⟨

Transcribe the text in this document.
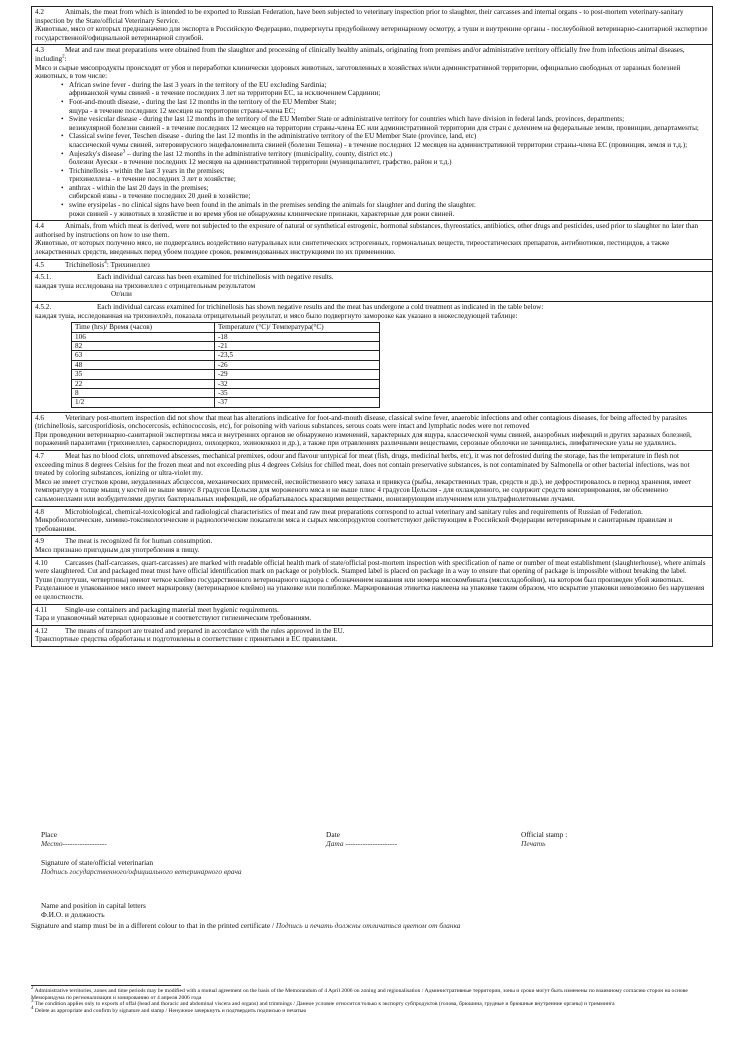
4.2	Animals, the meat from which is intended to be exported to Russian Federation, have been subjected to veterinary inspection prior to slaughter, their carcasses and internal organs - to post-mortem veterinary-sanitary inspection by the State/official Veterinary Service.

Животные, мясо от которых предназначено для экспорта в Российскую Федерацию, подвергнуты предубойному ветеринарному осмотру, а туши и внутренние органы - послеубойной ветеринарно-санитарной экспертизе государственной/официальной ветеринарной службой.

4.3	Meat and raw meat preparations were obtained from the slaughter and processing of clinically healthy animals, originating from premises and/or administrative territory officially free from infectious animal diseases, including$^2$:

Мясо и сырые мясопродукты происходят от убоя и переработки клинически здоровых животных, заготовленных в хозяйствах и/или административной территории, официально свободных от заразных болезней животных, в том числе:

• African swine fever - during the last 3 years in the territory of the EU excluding Sardinia;
африканской чумы свиней - в течение последних 3 лет на территории ЕС, за исключением Сардинии;
• Foot-and-mouth disease, - during the last 12 months in the territory of the EU Member State;
ящура - в течение последних 12 месяцев на территории страны-члена ЕС;
• Swine vesicular disease - during the last 12 months in the territory of the EU Member State or administrative territory for countries which have division in federal lands, provinces, departments;
везикулярной болезни свиней - в течение последних 12 месяцев на территории страны-члена ЕС или административной территории для стран с делением на федеральные земли, провинции, департаменты;
• Classical swine fever, Teschen disease - during the last 12 months in the administrative territory of the EU Member State (province, land, etc)
классической чумы свиней, энтеровирусного энцефаломиелита свиней (болезни Тешена) - в течение последних 12 месяцев на административной территории страны-члена ЕС (провинция, земля и т.д.);
• Aujeszky's disease$^3$ – during the last 12 months in the administrative territory (municipality, county, district etc.)
болезни Ауески - в течение последних 12 месяцев на административной территории (муниципалитет, графство, район и т.д.)
• Trichinellosis - within the last 3 years in the premises;
трихинеллеза - в течение последних 3 лет в хозяйстве;
• anthrax - within the last 20 days in the premises;
сибирской язвы - в течение последних 20 дней в хозяйстве;
• swine erysipelas - no clinical signs have been found in the animals in the premises sending the animals for slaughter and during the slaughter.
рожи свиней - у животных в хозяйстве и во время убоя не обнаружены клинические признаки, характерные для рожи свиней.

4.4	Animals, from which meat is derived, were not subjected to the exposure of natural or synthetical estrogenic, hormonal substances, thyreostatics, antibiotics, other drugs and pesticides, used prior to slaughter no later than authorised by instructions on how to use them.

Животные, от которых получено мясо, не подвергались воздействию натуральных или синтетических эстрогенных, гормональных веществ, тиреостатических препаратов, антибиотиков, пестицидов, а также лекарственных средств, введенных перед убоем позднее сроков, рекомендованных инструкциями по их применению.

4.5	Trichinellosis$^4$: Трихинеллез

4.5.1.	Each individual carcass has been examined for trichinellosis with negative results.

каждая туша исследована на трихинеллез с отрицательным результатом

Or/или

4.5.2.	Each individual carcass examined for trichinellosis has shown negative results and the meat has undergone a cold treatment as indicated in the table below:

каждая туша, исследованная на трихинеллёз, показала отрицательный результат, и мясо было подвергнуто заморозке как указано в нижеследующей таблице:

Time (hrs)/ Время (часов)	Temperature (°C)/ Температура(°C)
106	-18
82	-21
63	-23,5
48	-26
35	-29
22	-32
8	-35
1/2	-37

4.6	Veterinary post-mortem inspection did not show that meat has alterations indicative for foot-and-mouth disease, classical swine fever, anaerobic infections and other contagious diseases, for being affected by parasites (trichinellosis, sarcosporidiosis, onchocercosis, echinococcosis, etc), for poisoning with various substances, serous coats were intact and lymphatic nodes were not removed

При проведении ветеринарно-санитарной экспертизы мяса и внутренних органов не обнаружено изменений, характерных для ящура, классической чумы свиней, анаэробных инфекций и других заразных болезней, поражений паразитами (трихинеллез, саркоспоридиоз, онхоцеркоз, эхинококкоз и др.), а также при отравлениях различными веществами, серозные оболочки не зачищались, лимфатические узлы не удалялись.

4.7	Meat has no blood clots, unremoved abscesses, mechanical premixes, odour and flavour untypical for meat (fish, drugs, medicinal herbs, etc), it was not defrosted during the storage, has the temperature in flesh not exceeding minus 8 degrees Celsius for the frozen meat and not exceeding plus 4 degrees Celsius for chilled meat, does not contain preservative substances, is not contaminated by Salmonella or other bacterial infections, was not treated by coloring substances, ionizing or ultra-violet my.

Мясо не имеет сгустков крови, неудаленных абсцессов, механических примесей, несвойственного мясу запаха и привкуса (рыбы, лекарственных трав, средств и др.), не дефростировалось в период хранения, имеет температуру в толще мышц у костей не выше минус 8 градусов Цельсия для мороженого мяса и не выше плюс 4 градусов Цельсия - для охлажденного, не содержит средств консервирования, не обсеменено сальмонеллами или возбудителями других бактериальных инфекций, не обрабатывалось красящими веществами, ионизирующим излучением или ультрафиолетовыми лучами.

4.8	Microbiological, chemical-toxicological and radiological characteristics of meat and raw meat preparations correspond to actual veterinary and sanitary rules and requirements of Russian of Federation.

Микробиологические, химико-токсикологические и радиологические показатели мяса и сырых мясопродуктов соответствуют действующим в Российской Федерации ветеринарным и санитарным правилам и требованиям.

4.9	The meat is recognized fit for human consumption.

Мясо признано пригодным для употребления в пищу.

4.10 Carcasses (half-carcasses, quart-carcasses) are marked with readable official health mark of state/official post-mortem inspection with specification of name or number of meat establishment (slaughterhouse), where animals were slaughtered. Cut and packaged meat must have official identification mark on package or polyblock. Stamped label is placed on package in a way to ensure that opening of package is impossible without breaking the label.

Туши (полутуши, четвертины) имеют четкое клеймо государственного ветеринарного надзора с обозначением названия или номера мясокомбината (мясохладобойни), на котором был произведен убой животных. Разделанное и упакованное мясо имеет маркировку (ветеринарное клеймо) на упаковке или полиблоке. Маркированная этикетка наклеена на упаковке таким образом, что вскрытие упаковки невозможно без нарушения ее целостности.

4.11 Single-use containers and packaging material meet hygienic requirements.

Тара и упаковочный материал одноразовые и соответствуют гигиеническим требованиям.

4.12 The means of transport are treated and prepared in accordance with the rules approved in the EU.

Транспортные средства обработаны и подготовлены в соответствии с принятыми в ЕС правилами.

Place
Место------------------
Date
Дата ---------------------
Official stamp :
Печать
Signature of state/official veterinarian
Подпись государственного/официального ветеринарного врача
Name and position in capital letters
Ф.И.О. и должность
Signature and stamp must be in a different colour to that in the printed certificate / Подпись и печать должны отличаться цветом от бланка

$^2$ Administrative territories, zones and time periods may be modified with a mutual agreement on the basis of the Memorandum of 4 April 2006 on zoning and regionalisation / Административные территории, зоны и сроки могут быть изменены по взаимному согласию сторон на основе Меморандума по регионализации и зонированию от 4 апреля 2006 года

$^3$ The condition applies only to exports of offal (head and thoracic and abdominal viscera and organs) and trimmings / Данное условие относится только к экспорту субпродуктов (голова, брюшина, грудные и брюшные внутренние органы) и тримминга

$^4$ Delete as appropriate and confirm by signature and stamp / Ненужное зачеркнуть и подтвердить подписью и печатью
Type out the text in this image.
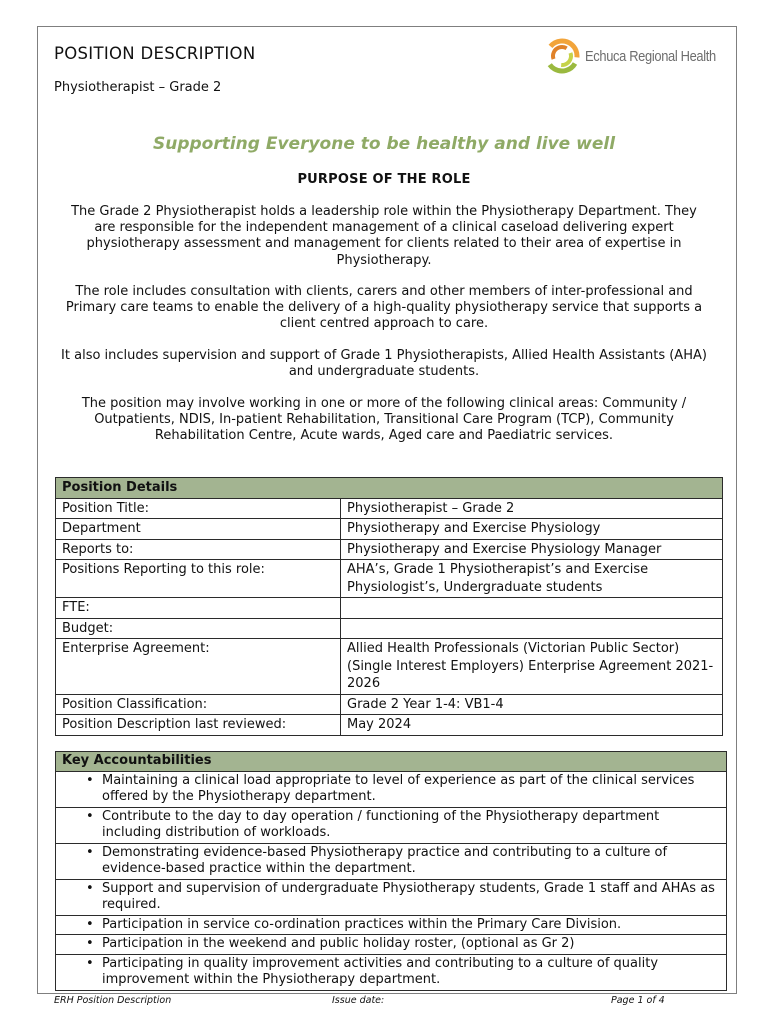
POSITION DESCRIPTION
Physiotherapist – Grade 2
Echuca Regional Health
Supporting Everyone to be healthy and live well
PURPOSE OF THE ROLE

The Grade 2 Physiotherapist holds a leadership role within the Physiotherapy Department. They are responsible for the independent management of a clinical caseload delivering expert physiotherapy assessment and management for clients related to their area of expertise in Physiotherapy.

The role includes consultation with clients, carers and other members of inter-professional and Primary care teams to enable the delivery of a high-quality physiotherapy service that supports a client centred approach to care.

It also includes supervision and support of Grade 1 Physiotherapists, Allied Health Assistants (AHA) and undergraduate students.

The position may involve working in one or more of the following clinical areas: Community / Outpatients, NDIS, In-patient Rehabilitation, Transitional Care Program (TCP), Community Rehabilitation Centre, Acute wards, Aged care and Paediatric services.

Position Details	
Position Title:	Physiotherapist – Grade 2
Department	Physiotherapy and Exercise Physiology
Reports to:	Physiotherapy and Exercise Physiology Manager
Positions Reporting to this role:	AHA’s, Grade 1 Physiotherapist’s and Exercise Physiologist’s, Undergraduate students
FTE:	
Budget:	
Enterprise Agreement:	Allied Health Professionals (Victorian Public Sector) (Single Interest Employers) Enterprise Agreement 2021-2026
Position Classification:	Grade 2 Year 1-4: VB1-4
Position Description last reviewed:	May 2024
Key Accountabilities

• Maintaining a clinical load appropriate to level of experience as part of the clinical services offered by the Physiotherapy department.

• Contribute to the day to day operation / functioning of the Physiotherapy department including distribution of workloads.

• Demonstrating evidence-based Physiotherapy practice and contributing to a culture of evidence-based practice within the department.

• Support and supervision of undergraduate Physiotherapy students, Grade 1 staff and AHAs as required.

• Participation in service co-ordination practices within the Primary Care Division.

• Participation in the weekend and public holiday roster, (optional as Gr 2)

• Participating in quality improvement activities and contributing to a culture of quality improvement within the Physiotherapy department.
ERH Position Description	Issue date:	Page 1 of 4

⟩

What you will do ::
For every line of the data above that contains "страны", copy that line.

Your response ::
ящура - в течение последних 12 месяцев на территории страны-члена ЕС;
везикулярной болезни свиней - в течение последних 12 месяцев на территории страны-члена ЕС или административной территории для стран с делением на федеральные земли, провинции, департаменты;
классической чумы свиней, энтеровирусного энцефаломиелита свиней (болезни Тешена) - в течение последних 12 месяцев на административной территории страны-члена ЕС (провинция, земля и т.д.);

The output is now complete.